*What you will do:*
Each line that follows should be printed again exactly as it stands.

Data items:
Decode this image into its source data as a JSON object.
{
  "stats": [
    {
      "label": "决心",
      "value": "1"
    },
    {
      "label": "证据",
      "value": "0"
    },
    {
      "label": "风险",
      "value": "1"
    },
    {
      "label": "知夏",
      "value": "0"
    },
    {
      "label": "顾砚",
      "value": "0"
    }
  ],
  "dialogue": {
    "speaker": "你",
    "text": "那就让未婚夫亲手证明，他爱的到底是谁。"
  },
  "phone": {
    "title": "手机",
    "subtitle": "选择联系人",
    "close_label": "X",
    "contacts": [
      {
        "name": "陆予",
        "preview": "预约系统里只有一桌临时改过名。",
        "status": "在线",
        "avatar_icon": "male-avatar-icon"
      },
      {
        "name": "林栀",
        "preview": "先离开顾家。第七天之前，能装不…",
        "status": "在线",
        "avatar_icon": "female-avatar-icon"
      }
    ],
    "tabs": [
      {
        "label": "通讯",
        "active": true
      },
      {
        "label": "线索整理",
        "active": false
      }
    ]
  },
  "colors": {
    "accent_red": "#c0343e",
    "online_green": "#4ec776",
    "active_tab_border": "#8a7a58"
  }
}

*Full output:*
Decode this image into its source data as a JSON object.
{
  "stats": [
    {
      "label": "决心",
      "value": "1"
    },
    {
      "label": "证据",
      "value": "0"
    },
    {
      "label": "风险",
      "value": "1"
    },
    {
      "label": "知夏",
      "value": "0"
    },
    {
      "label": "顾砚",
      "value": "0"
    }
  ],
  "dialogue": {
    "speaker": "你",
    "text": "那就让未婚夫亲手证明，他爱的到底是谁。"
  },
  "phone": {
    "title": "手机",
    "subtitle": "选择联系人",
    "close_label": "X",
    "contacts": [
      {
        "name": "陆予",
        "preview": "预约系统里只有一桌临时改过名。",
        "status": "在线",
        "avatar_icon": "male-avatar-icon"
      },
      {
        "name": "林栀",
        "preview": "先离开顾家。第七天之前，能装不…",
        "status": "在线",
        "avatar_icon": "female-avatar-icon"
      }
    ],
    "tabs": [
      {
        "label": "通讯",
        "active": true
      },
      {
        "label": "线索整理",
        "active": false
      }
    ]
  },
  "colors": {
    "accent_red": "#c0343e",
    "online_green": "#4ec776",
    "active_tab_border": "#8a7a58"
  }
}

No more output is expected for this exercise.